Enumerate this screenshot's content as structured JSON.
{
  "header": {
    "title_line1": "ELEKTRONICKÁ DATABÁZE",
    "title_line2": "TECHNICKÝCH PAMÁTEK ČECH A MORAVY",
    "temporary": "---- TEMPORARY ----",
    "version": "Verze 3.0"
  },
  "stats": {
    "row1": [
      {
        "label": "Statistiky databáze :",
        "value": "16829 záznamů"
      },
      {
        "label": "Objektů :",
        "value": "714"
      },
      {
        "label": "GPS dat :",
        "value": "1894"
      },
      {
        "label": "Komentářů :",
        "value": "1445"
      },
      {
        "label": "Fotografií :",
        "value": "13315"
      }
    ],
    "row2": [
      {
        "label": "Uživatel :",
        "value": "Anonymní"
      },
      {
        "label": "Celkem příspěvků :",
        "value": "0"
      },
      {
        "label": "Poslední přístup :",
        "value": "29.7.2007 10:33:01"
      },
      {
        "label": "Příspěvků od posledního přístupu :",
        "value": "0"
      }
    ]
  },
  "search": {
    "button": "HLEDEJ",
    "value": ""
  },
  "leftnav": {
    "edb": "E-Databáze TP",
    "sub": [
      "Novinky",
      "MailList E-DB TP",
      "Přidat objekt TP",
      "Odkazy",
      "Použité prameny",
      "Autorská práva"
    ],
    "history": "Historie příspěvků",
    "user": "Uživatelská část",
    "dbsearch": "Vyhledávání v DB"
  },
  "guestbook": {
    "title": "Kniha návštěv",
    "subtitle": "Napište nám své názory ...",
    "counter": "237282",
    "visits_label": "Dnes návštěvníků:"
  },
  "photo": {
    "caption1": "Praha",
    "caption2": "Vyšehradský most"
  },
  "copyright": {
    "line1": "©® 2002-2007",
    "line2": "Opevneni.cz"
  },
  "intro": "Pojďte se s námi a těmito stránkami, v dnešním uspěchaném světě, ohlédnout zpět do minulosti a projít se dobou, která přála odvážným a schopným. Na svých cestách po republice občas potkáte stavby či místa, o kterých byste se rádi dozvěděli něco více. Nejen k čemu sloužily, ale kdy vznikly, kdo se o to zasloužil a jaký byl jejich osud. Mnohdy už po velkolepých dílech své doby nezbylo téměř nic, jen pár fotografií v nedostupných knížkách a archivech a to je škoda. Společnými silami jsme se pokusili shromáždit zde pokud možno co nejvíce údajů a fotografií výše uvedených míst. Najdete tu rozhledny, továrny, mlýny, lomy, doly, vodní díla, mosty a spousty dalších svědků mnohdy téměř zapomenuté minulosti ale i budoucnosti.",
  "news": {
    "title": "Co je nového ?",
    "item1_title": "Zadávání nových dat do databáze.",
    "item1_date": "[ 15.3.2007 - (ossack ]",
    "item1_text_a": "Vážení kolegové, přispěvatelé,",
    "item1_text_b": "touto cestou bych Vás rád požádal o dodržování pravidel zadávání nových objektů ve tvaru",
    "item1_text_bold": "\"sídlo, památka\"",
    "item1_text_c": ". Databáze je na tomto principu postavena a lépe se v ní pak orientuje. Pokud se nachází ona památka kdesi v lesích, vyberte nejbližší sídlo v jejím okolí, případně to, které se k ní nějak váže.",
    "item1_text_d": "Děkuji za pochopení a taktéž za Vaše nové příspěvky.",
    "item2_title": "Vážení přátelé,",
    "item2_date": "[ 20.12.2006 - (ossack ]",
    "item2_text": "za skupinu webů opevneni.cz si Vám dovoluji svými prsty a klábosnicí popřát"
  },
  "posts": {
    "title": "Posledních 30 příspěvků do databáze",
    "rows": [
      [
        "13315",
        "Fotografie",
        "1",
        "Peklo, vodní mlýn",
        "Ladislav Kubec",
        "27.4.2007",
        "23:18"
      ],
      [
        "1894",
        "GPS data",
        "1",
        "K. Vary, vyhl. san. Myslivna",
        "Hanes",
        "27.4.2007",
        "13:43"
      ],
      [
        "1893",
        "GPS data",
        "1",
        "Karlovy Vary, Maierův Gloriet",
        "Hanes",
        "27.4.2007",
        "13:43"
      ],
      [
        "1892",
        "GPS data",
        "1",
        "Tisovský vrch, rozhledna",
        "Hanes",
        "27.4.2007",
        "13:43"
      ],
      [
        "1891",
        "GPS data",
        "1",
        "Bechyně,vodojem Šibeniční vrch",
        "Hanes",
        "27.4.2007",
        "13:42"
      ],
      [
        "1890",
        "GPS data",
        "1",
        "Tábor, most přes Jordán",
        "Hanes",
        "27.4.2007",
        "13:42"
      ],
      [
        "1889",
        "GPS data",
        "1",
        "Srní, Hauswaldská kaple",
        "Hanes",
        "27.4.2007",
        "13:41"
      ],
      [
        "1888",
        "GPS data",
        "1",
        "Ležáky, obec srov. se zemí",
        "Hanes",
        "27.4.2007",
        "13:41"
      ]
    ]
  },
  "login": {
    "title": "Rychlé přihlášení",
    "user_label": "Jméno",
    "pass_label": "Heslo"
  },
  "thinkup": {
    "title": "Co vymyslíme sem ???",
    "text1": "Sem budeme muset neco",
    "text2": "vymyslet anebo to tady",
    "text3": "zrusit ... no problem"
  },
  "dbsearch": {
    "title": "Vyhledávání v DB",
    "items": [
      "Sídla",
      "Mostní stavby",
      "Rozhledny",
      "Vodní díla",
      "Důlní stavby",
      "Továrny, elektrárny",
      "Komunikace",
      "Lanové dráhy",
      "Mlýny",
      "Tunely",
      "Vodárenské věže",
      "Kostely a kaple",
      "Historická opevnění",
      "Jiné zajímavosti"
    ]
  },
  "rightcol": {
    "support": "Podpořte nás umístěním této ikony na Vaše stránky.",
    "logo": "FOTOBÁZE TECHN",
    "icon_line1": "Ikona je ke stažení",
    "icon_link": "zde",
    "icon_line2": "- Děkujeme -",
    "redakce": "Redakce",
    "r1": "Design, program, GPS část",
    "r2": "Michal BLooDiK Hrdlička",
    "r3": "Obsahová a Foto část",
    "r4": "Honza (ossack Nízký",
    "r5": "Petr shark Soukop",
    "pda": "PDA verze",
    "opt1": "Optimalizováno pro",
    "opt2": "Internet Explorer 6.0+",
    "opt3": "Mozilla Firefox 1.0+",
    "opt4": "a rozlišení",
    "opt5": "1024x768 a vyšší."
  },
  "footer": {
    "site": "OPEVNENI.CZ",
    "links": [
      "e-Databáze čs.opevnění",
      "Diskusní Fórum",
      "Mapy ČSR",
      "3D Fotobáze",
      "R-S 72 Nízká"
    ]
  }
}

Short exercise
Provide an exact reproduction of all the entries shown above.

The output
Enumerate this screenshot's content as structured JSON.
{
  "header": {
    "title_line1": "ELEKTRONICKÁ DATABÁZE",
    "title_line2": "TECHNICKÝCH PAMÁTEK ČECH A MORAVY",
    "temporary": "---- TEMPORARY ----",
    "version": "Verze 3.0"
  },
  "stats": {
    "row1": [
      {
        "label": "Statistiky databáze :",
        "value": "16829 záznamů"
      },
      {
        "label": "Objektů :",
        "value": "714"
      },
      {
        "label": "GPS dat :",
        "value": "1894"
      },
      {
        "label": "Komentářů :",
        "value": "1445"
      },
      {
        "label": "Fotografií :",
        "value": "13315"
      }
    ],
    "row2": [
      {
        "label": "Uživatel :",
        "value": "Anonymní"
      },
      {
        "label": "Celkem příspěvků :",
        "value": "0"
      },
      {
        "label": "Poslední přístup :",
        "value": "29.7.2007 10:33:01"
      },
      {
        "label": "Příspěvků od posledního přístupu :",
        "value": "0"
      }
    ]
  },
  "search": {
    "button": "HLEDEJ",
    "value": ""
  },
  "leftnav": {
    "edb": "E-Databáze TP",
    "sub": [
      "Novinky",
      "MailList E-DB TP",
      "Přidat objekt TP",
      "Odkazy",
      "Použité prameny",
      "Autorská práva"
    ],
    "history": "Historie příspěvků",
    "user": "Uživatelská část",
    "dbsearch": "Vyhledávání v DB"
  },
  "guestbook": {
    "title": "Kniha návštěv",
    "subtitle": "Napište nám své názory ...",
    "counter": "237282",
    "visits_label": "Dnes návštěvníků:"
  },
  "photo": {
    "caption1": "Praha",
    "caption2": "Vyšehradský most"
  },
  "copyright": {
    "line1": "©® 2002-2007",
    "line2": "Opevneni.cz"
  },
  "intro": "Pojďte se s námi a těmito stránkami, v dnešním uspěchaném světě, ohlédnout zpět do minulosti a projít se dobou, která přála odvážným a schopným. Na svých cestách po republice občas potkáte stavby či místa, o kterých byste se rádi dozvěděli něco více. Nejen k čemu sloužily, ale kdy vznikly, kdo se o to zasloužil a jaký byl jejich osud. Mnohdy už po velkolepých dílech své doby nezbylo téměř nic, jen pár fotografií v nedostupných knížkách a archivech a to je škoda. Společnými silami jsme se pokusili shromáždit zde pokud možno co nejvíce údajů a fotografií výše uvedených míst. Najdete tu rozhledny, továrny, mlýny, lomy, doly, vodní díla, mosty a spousty dalších svědků mnohdy téměř zapomenuté minulosti ale i budoucnosti.",
  "news": {
    "title": "Co je nového ?",
    "item1_title": "Zadávání nových dat do databáze.",
    "item1_date": "[ 15.3.2007 - (ossack ]",
    "item1_text_a": "Vážení kolegové, přispěvatelé,",
    "item1_text_b": "touto cestou bych Vás rád požádal o dodržování pravidel zadávání nových objektů ve tvaru",
    "item1_text_bold": "\"sídlo, památka\"",
    "item1_text_c": ". Databáze je na tomto principu postavena a lépe se v ní pak orientuje. Pokud se nachází ona památka kdesi v lesích, vyberte nejbližší sídlo v jejím okolí, případně to, které se k ní nějak váže.",
    "item1_text_d": "Děkuji za pochopení a taktéž za Vaše nové příspěvky.",
    "item2_title": "Vážení přátelé,",
    "item2_date": "[ 20.12.2006 - (ossack ]",
    "item2_text": "za skupinu webů opevneni.cz si Vám dovoluji svými prsty a klábosnicí popřát"
  },
  "posts": {
    "title": "Posledních 30 příspěvků do databáze",
    "rows": [
      [
        "13315",
        "Fotografie",
        "1",
        "Peklo, vodní mlýn",
        "Ladislav Kubec",
        "27.4.2007",
        "23:18"
      ],
      [
        "1894",
        "GPS data",
        "1",
        "K. Vary, vyhl. san. Myslivna",
        "Hanes",
        "27.4.2007",
        "13:43"
      ],
      [
        "1893",
        "GPS data",
        "1",
        "Karlovy Vary, Maierův Gloriet",
        "Hanes",
        "27.4.2007",
        "13:43"
      ],
      [
        "1892",
        "GPS data",
        "1",
        "Tisovský vrch, rozhledna",
        "Hanes",
        "27.4.2007",
        "13:43"
      ],
      [
        "1891",
        "GPS data",
        "1",
        "Bechyně,vodojem Šibeniční vrch",
        "Hanes",
        "27.4.2007",
        "13:42"
      ],
      [
        "1890",
        "GPS data",
        "1",
        "Tábor, most přes Jordán",
        "Hanes",
        "27.4.2007",
        "13:42"
      ],
      [
        "1889",
        "GPS data",
        "1",
        "Srní, Hauswaldská kaple",
        "Hanes",
        "27.4.2007",
        "13:41"
      ],
      [
        "1888",
        "GPS data",
        "1",
        "Ležáky, obec srov. se zemí",
        "Hanes",
        "27.4.2007",
        "13:41"
      ]
    ]
  },
  "login": {
    "title": "Rychlé přihlášení",
    "user_label": "Jméno",
    "pass_label": "Heslo"
  },
  "thinkup": {
    "title": "Co vymyslíme sem ???",
    "text1": "Sem budeme muset neco",
    "text2": "vymyslet anebo to tady",
    "text3": "zrusit ... no problem"
  },
  "dbsearch": {
    "title": "Vyhledávání v DB",
    "items": [
      "Sídla",
      "Mostní stavby",
      "Rozhledny",
      "Vodní díla",
      "Důlní stavby",
      "Továrny, elektrárny",
      "Komunikace",
      "Lanové dráhy",
      "Mlýny",
      "Tunely",
      "Vodárenské věže",
      "Kostely a kaple",
      "Historická opevnění",
      "Jiné zajímavosti"
    ]
  },
  "rightcol": {
    "support": "Podpořte nás umístěním této ikony na Vaše stránky.",
    "logo": "FOTOBÁZE TECHN",
    "icon_line1": "Ikona je ke stažení",
    "icon_link": "zde",
    "icon_line2": "- Děkujeme -",
    "redakce": "Redakce",
    "r1": "Design, program, GPS část",
    "r2": "Michal BLooDiK Hrdlička",
    "r3": "Obsahová a Foto část",
    "r4": "Honza (ossack Nízký",
    "r5": "Petr shark Soukop",
    "pda": "PDA verze",
    "opt1": "Optimalizováno pro",
    "opt2": "Internet Explorer 6.0+",
    "opt3": "Mozilla Firefox 1.0+",
    "opt4": "a rozlišení",
    "opt5": "1024x768 a vyšší."
  },
  "footer": {
    "site": "OPEVNENI.CZ",
    "links": [
      "e-Databáze čs.opevnění",
      "Diskusní Fórum",
      "Mapy ČSR",
      "3D Fotobáze",
      "R-S 72 Nízká"
    ]
  }
}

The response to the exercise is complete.